> _TASK DESCRIPTION_
The exercise asks you to copy every line below in which "field" appears.

> _DATA TO PROCESS_

* * * * * * * * *

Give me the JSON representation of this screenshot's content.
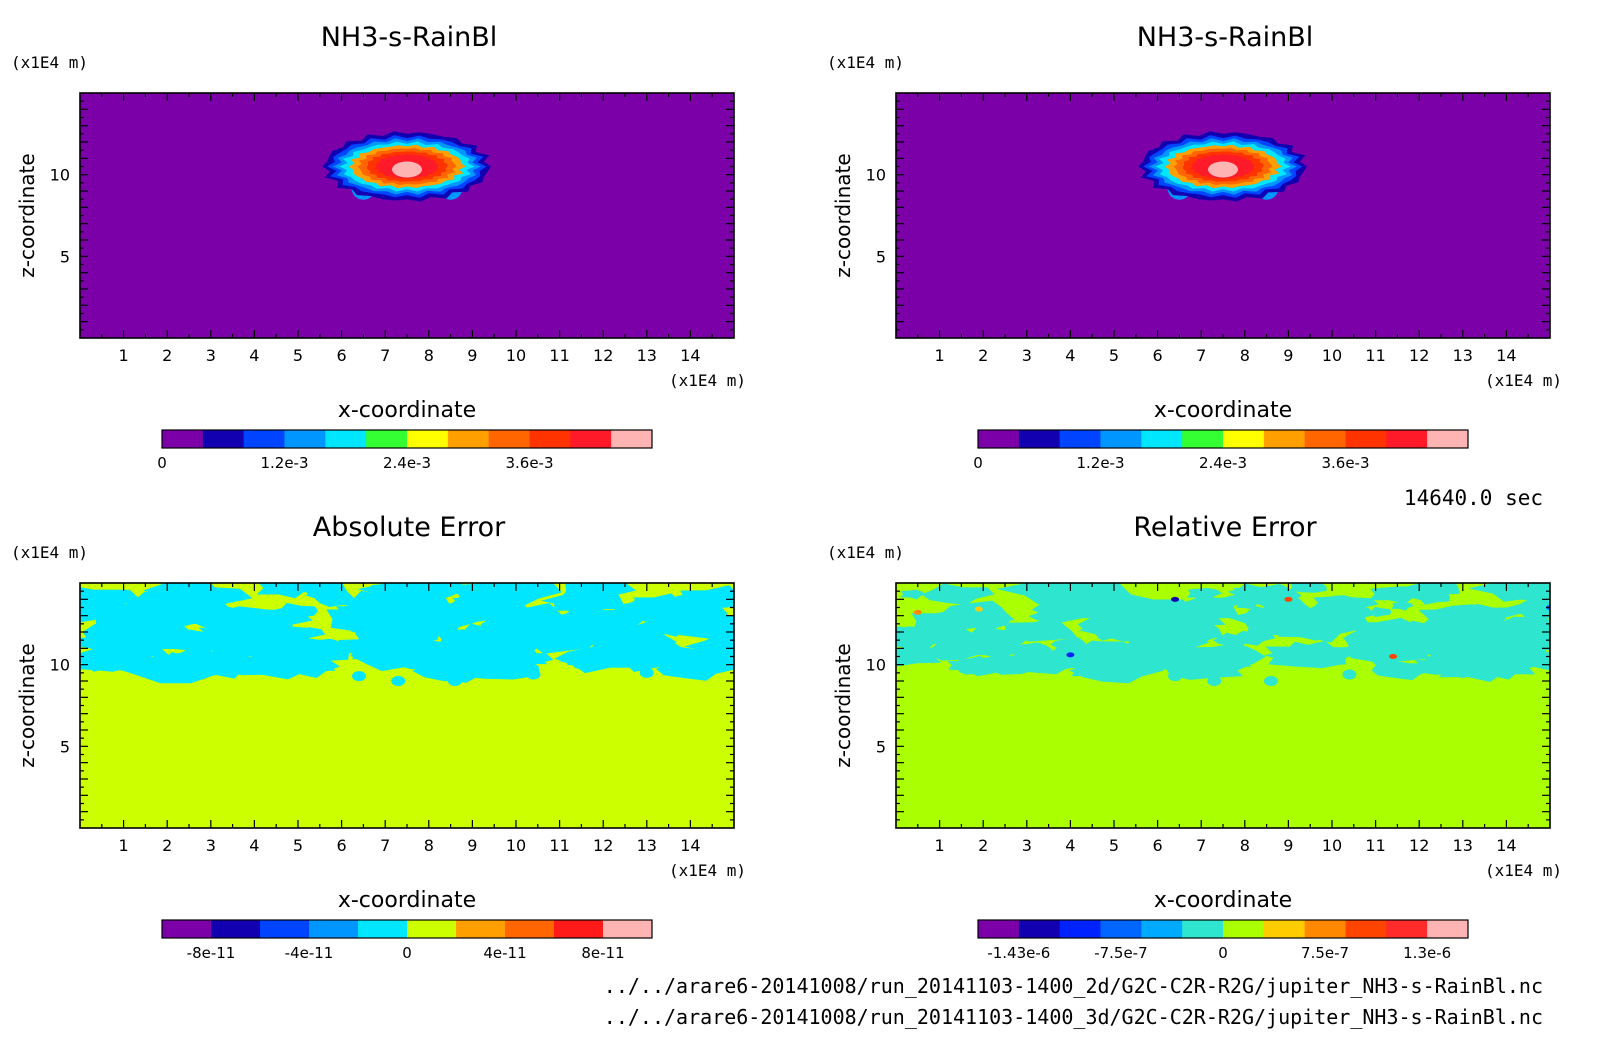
{
  "time_label": "14640.0 sec",
  "file_paths": [
    "../../arare6-20141008/run_20141103-1400_2d/G2C-C2R-R2G/jupiter_NH3-s-RainBl.nc",
    "../../arare6-20141008/run_20141103-1400_3d/G2C-C2R-R2G/jupiter_NH3-s-RainBl.nc"
  ],
  "chart_data": [
    {
      "type": "heatmap",
      "title": "NH3-s-RainBl",
      "xlabel": "x-coordinate",
      "ylabel": "z-coordinate",
      "x_unit": "(x1E4 m)",
      "y_unit": "(x1E4 m)",
      "xlim": [
        0,
        15
      ],
      "ylim": [
        0,
        15
      ],
      "x_ticks": [
        "1",
        "2",
        "3",
        "4",
        "5",
        "6",
        "7",
        "8",
        "9",
        "10",
        "11",
        "12",
        "13",
        "14"
      ],
      "y_ticks": [
        "5",
        "10"
      ],
      "field": "cloud",
      "colorbar": {
        "ticks": [
          "0",
          "1.2e-3",
          "2.4e-3",
          "3.6e-3"
        ],
        "colors": [
          "#7b00a8",
          "#1200b0",
          "#0044ff",
          "#0096ff",
          "#00e6ff",
          "#33ff33",
          "#ffff00",
          "#ffa000",
          "#ff6600",
          "#ff3300",
          "#ff1a2a",
          "#ffb4b4"
        ]
      }
    },
    {
      "type": "heatmap",
      "title": "NH3-s-RainBl",
      "xlabel": "x-coordinate",
      "ylabel": "z-coordinate",
      "x_unit": "(x1E4 m)",
      "y_unit": "(x1E4 m)",
      "xlim": [
        0,
        15
      ],
      "ylim": [
        0,
        15
      ],
      "x_ticks": [
        "1",
        "2",
        "3",
        "4",
        "5",
        "6",
        "7",
        "8",
        "9",
        "10",
        "11",
        "12",
        "13",
        "14"
      ],
      "y_ticks": [
        "5",
        "10"
      ],
      "field": "cloud",
      "colorbar": {
        "ticks": [
          "0",
          "1.2e-3",
          "2.4e-3",
          "3.6e-3"
        ],
        "colors": [
          "#7b00a8",
          "#1200b0",
          "#0044ff",
          "#0096ff",
          "#00e6ff",
          "#33ff33",
          "#ffff00",
          "#ffa000",
          "#ff6600",
          "#ff3300",
          "#ff1a2a",
          "#ffb4b4"
        ]
      }
    },
    {
      "type": "heatmap",
      "title": "Absolute Error",
      "xlabel": "x-coordinate",
      "ylabel": "z-coordinate",
      "x_unit": "(x1E4 m)",
      "y_unit": "(x1E4 m)",
      "xlim": [
        0,
        15
      ],
      "ylim": [
        0,
        15
      ],
      "x_ticks": [
        "1",
        "2",
        "3",
        "4",
        "5",
        "6",
        "7",
        "8",
        "9",
        "10",
        "11",
        "12",
        "13",
        "14"
      ],
      "y_ticks": [
        "5",
        "10"
      ],
      "field": "abs_error",
      "background_color": "#ccff00",
      "patch_color": "#00e6ff",
      "colorbar": {
        "ticks": [
          "-8e-11",
          "-4e-11",
          "0",
          "4e-11",
          "8e-11"
        ],
        "colors": [
          "#7b00a8",
          "#1200b0",
          "#0044ff",
          "#0096ff",
          "#00e6ff",
          "#ccff00",
          "#ffa000",
          "#ff6600",
          "#ff1a1a",
          "#ffb4b4"
        ]
      }
    },
    {
      "type": "heatmap",
      "title": "Relative Error",
      "xlabel": "x-coordinate",
      "ylabel": "z-coordinate",
      "x_unit": "(x1E4 m)",
      "y_unit": "(x1E4 m)",
      "xlim": [
        0,
        15
      ],
      "ylim": [
        0,
        15
      ],
      "x_ticks": [
        "1",
        "2",
        "3",
        "4",
        "5",
        "6",
        "7",
        "8",
        "9",
        "10",
        "11",
        "12",
        "13",
        "14"
      ],
      "y_ticks": [
        "5",
        "10"
      ],
      "field": "rel_error",
      "background_color": "#aaff00",
      "patch_color": "#2ee6d0",
      "colorbar": {
        "ticks": [
          "-1.43e-6",
          "-7.5e-7",
          "0",
          "7.5e-7",
          "1.3e-6"
        ],
        "colors": [
          "#7b00a8",
          "#1200b0",
          "#0022ff",
          "#0066ff",
          "#00aaff",
          "#2ee6d0",
          "#aaff00",
          "#ffcc00",
          "#ff8800",
          "#ff4400",
          "#ff2a2a",
          "#ffb4b4"
        ]
      }
    }
  ]
}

* * * * * * * * *

> _COMPLETED EXERCISE_
      "field": "cloud",
      "field": "cloud",
      "field": "abs_error",
      "field": "rel_error",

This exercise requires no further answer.